----- SOURCE DATA -----

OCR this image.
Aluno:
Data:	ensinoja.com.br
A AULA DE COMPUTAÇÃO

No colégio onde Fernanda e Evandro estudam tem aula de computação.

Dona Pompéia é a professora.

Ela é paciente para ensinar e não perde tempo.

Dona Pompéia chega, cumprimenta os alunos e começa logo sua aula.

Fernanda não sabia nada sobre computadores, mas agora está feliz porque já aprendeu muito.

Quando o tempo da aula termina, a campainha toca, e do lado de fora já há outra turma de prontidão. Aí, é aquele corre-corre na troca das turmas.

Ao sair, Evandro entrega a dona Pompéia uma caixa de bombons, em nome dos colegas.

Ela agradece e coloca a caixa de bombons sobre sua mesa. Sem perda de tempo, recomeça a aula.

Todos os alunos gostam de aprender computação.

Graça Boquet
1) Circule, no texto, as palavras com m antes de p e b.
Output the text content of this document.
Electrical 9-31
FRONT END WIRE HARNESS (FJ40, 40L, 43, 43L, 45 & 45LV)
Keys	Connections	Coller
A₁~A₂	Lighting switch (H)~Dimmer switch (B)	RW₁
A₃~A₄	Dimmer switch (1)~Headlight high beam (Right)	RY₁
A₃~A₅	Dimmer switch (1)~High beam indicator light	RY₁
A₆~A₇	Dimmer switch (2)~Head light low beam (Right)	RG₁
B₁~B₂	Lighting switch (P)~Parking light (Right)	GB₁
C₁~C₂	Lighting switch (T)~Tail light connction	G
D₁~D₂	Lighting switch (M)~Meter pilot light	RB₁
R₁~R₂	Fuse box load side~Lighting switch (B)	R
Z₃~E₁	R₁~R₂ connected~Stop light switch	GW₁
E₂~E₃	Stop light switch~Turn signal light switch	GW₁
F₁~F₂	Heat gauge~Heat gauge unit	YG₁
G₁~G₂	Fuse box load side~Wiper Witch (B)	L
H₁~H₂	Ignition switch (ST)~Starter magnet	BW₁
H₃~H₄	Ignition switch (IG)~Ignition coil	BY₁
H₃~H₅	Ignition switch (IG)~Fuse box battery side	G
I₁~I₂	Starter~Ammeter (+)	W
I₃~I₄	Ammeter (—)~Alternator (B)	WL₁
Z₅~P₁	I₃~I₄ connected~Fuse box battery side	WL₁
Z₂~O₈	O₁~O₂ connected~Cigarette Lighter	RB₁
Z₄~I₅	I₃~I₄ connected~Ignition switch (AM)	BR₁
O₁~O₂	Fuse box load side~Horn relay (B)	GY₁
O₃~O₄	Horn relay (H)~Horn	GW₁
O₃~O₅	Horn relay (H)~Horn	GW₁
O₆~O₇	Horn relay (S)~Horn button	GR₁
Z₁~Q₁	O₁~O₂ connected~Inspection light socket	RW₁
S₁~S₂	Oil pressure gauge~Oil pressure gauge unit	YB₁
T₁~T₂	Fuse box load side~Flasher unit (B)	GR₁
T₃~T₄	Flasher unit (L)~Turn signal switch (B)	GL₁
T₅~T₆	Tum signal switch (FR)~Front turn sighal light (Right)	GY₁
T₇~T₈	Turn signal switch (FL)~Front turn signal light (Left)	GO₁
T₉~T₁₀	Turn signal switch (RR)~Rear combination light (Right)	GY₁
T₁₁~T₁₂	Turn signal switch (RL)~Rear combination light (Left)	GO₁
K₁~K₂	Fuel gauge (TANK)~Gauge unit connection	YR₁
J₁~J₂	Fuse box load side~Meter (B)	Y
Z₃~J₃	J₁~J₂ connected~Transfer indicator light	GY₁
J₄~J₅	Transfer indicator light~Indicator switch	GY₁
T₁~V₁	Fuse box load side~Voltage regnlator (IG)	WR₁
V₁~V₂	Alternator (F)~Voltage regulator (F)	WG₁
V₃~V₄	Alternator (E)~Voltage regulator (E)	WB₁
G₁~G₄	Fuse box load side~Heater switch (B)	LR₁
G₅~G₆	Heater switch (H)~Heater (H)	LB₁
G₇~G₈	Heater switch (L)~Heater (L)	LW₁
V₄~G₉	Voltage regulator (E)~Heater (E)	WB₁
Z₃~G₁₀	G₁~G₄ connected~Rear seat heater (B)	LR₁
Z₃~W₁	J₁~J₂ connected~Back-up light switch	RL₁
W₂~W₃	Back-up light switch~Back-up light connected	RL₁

-----

▶ SHORT TASK
Extract all lines from the data in which "Pompéia" is found.

▶ FINAL ANSWER
Dona Pompéia é a professora.
Dona Pompéia chega, cumprimenta os alunos e começa logo sua aula.
Ao sair, Evandro entrega a dona Pompéia uma caixa de bombons, em nome dos colegas.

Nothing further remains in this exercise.